• Excerpted data:
══════════
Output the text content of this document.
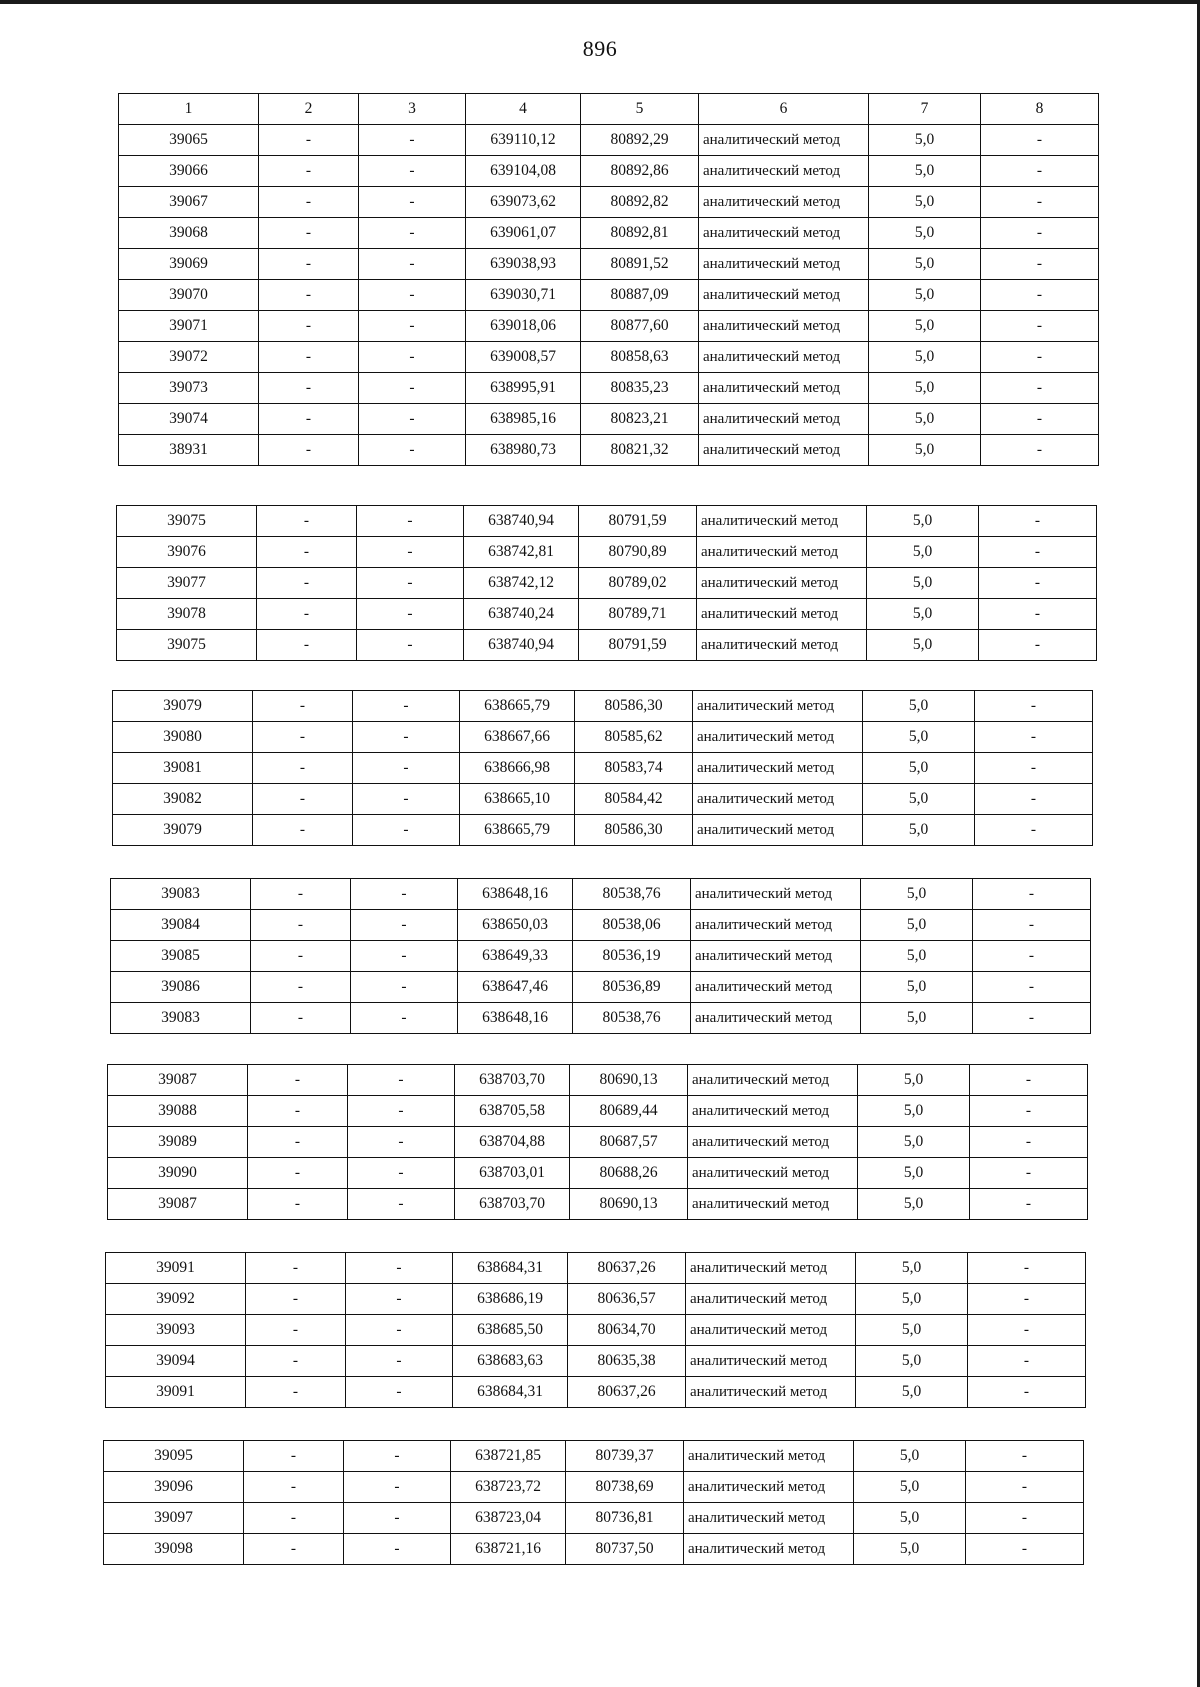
896
1	2	3	4	5	6	7	8
39065	-	-	639110,12	80892,29	аналитический метод	5,0	-
39066	-	-	639104,08	80892,86	аналитический метод	5,0	-
39067	-	-	639073,62	80892,82	аналитический метод	5,0	-
39068	-	-	639061,07	80892,81	аналитический метод	5,0	-
39069	-	-	639038,93	80891,52	аналитический метод	5,0	-
39070	-	-	639030,71	80887,09	аналитический метод	5,0	-
39071	-	-	639018,06	80877,60	аналитический метод	5,0	-
39072	-	-	639008,57	80858,63	аналитический метод	5,0	-
39073	-	-	638995,91	80835,23	аналитический метод	5,0	-
39074	-	-	638985,16	80823,21	аналитический метод	5,0	-
38931	-	-	638980,73	80821,32	аналитический метод	5,0	-
39075	-	-	638740,94	80791,59	аналитический метод	5,0	-
39076	-	-	638742,81	80790,89	аналитический метод	5,0	-
39077	-	-	638742,12	80789,02	аналитический метод	5,0	-
39078	-	-	638740,24	80789,71	аналитический метод	5,0	-
39075	-	-	638740,94	80791,59	аналитический метод	5,0	-
39079	-	-	638665,79	80586,30	аналитический метод	5,0	-
39080	-	-	638667,66	80585,62	аналитический метод	5,0	-
39081	-	-	638666,98	80583,74	аналитический метод	5,0	-
39082	-	-	638665,10	80584,42	аналитический метод	5,0	-
39079	-	-	638665,79	80586,30	аналитический метод	5,0	-
39083	-	-	638648,16	80538,76	аналитический метод	5,0	-
39084	-	-	638650,03	80538,06	аналитический метод	5,0	-
39085	-	-	638649,33	80536,19	аналитический метод	5,0	-
39086	-	-	638647,46	80536,89	аналитический метод	5,0	-
39083	-	-	638648,16	80538,76	аналитический метод	5,0	-
39087	-	-	638703,70	80690,13	аналитический метод	5,0	-
39088	-	-	638705,58	80689,44	аналитический метод	5,0	-
39089	-	-	638704,88	80687,57	аналитический метод	5,0	-
39090	-	-	638703,01	80688,26	аналитический метод	5,0	-
39087	-	-	638703,70	80690,13	аналитический метод	5,0	-
39091	-	-	638684,31	80637,26	аналитический метод	5,0	-
39092	-	-	638686,19	80636,57	аналитический метод	5,0	-
39093	-	-	638685,50	80634,70	аналитический метод	5,0	-
39094	-	-	638683,63	80635,38	аналитический метод	5,0	-
39091	-	-	638684,31	80637,26	аналитический метод	5,0	-
39095	-	-	638721,85	80739,37	аналитический метод	5,0	-
39096	-	-	638723,72	80738,69	аналитический метод	5,0	-
39097	-	-	638723,04	80736,81	аналитический метод	5,0	-
39098	-	-	638721,16	80737,50	аналитический метод	5,0	-
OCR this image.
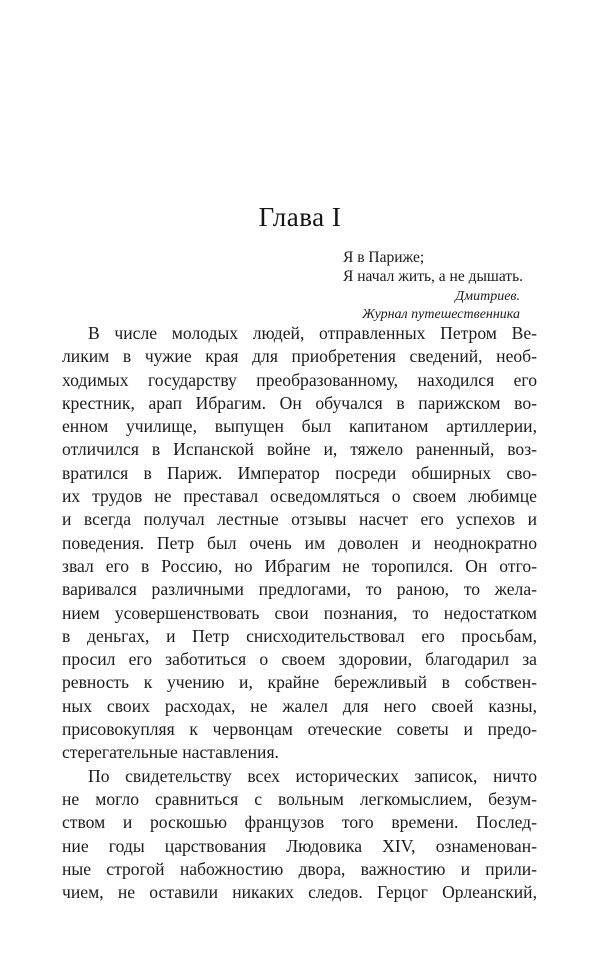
Глава I
Я в Париже;
Я начал жить, а не дышать.
Дмитриев.
Журнал путешественника
В числе молодых людей, отправленных Петром Ве-
ликим в чужие края для приобретения сведений, необ-
ходимых государству преобразованному, находился его
крестник, арап Ибрагим. Он обучался в парижском во-
енном училище, выпущен был капитаном артиллерии,
отличился в Испанской войне и, тяжело раненный, воз-
вратился в Париж. Император посреди обширных сво-
их трудов не преставал осведомляться о своем любимце
и всегда получал лестные отзывы насчет его успехов и
поведения. Петр был очень им доволен и неоднократно
звал его в Россию, но Ибрагим не торопился. Он отго-
варивался различными предлогами, то раною, то жела-
нием усовершенствовать свои познания, то недостатком
в деньгах, и Петр снисходительствовал его просьбам,
просил его заботиться о своем здоровии, благодарил за
ревность к учению и, крайне бережливый в собствен-
ных своих расходах, не жалел для него своей казны,
присовокупляя к червонцам отеческие советы и предо-
стерегательные наставления.
По свидетельству всех исторических записок, ничто
не могло сравниться с вольным легкомыслием, безум-
ством и роскошью французов того времени. Послед-
ние годы царствования Людовика XIV, ознаменован-
ные строгой набожностию двора, важностию и прили-
чием, не оставили никаких следов. Герцог Орлеанский,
══════════
• Task prompt: Starting at the line that holds "OCR this image.", repeat every line through the end of the listing exactly as written, skipping any picture.

• Task output:
OCR this image.
Глава I
Я в Париже;
Я начал жить, а не дышать.
Дмитриев.
Журнал путешественника
В числе молодых людей, отправленных Петром Ве-
ликим в чужие края для приобретения сведений, необ-
ходимых государству преобразованному, находился его
крестник, арап Ибрагим. Он обучался в парижском во-
енном училище, выпущен был капитаном артиллерии,
отличился в Испанской войне и, тяжело раненный, воз-
вратился в Париж. Император посреди обширных сво-
их трудов не преставал осведомляться о своем любимце
и всегда получал лестные отзывы насчет его успехов и
поведения. Петр был очень им доволен и неоднократно
звал его в Россию, но Ибрагим не торопился. Он отго-
варивался различными предлогами, то раною, то жела-
нием усовершенствовать свои познания, то недостатком
в деньгах, и Петр снисходительствовал его просьбам,
просил его заботиться о своем здоровии, благодарил за
ревность к учению и, крайне бережливый в собствен-
ных своих расходах, не жалел для него своей казны,
присовокупляя к червонцам отеческие советы и предо-
стерегательные наставления.
По свидетельству всех исторических записок, ничто
не могло сравниться с вольным легкомыслием, безум-
ством и роскошью французов того времени. Послед-
ние годы царствования Людовика XIV, ознаменован-
ные строгой набожностию двора, важностию и прили-
чием, не оставили никаких следов. Герцог Орлеанский,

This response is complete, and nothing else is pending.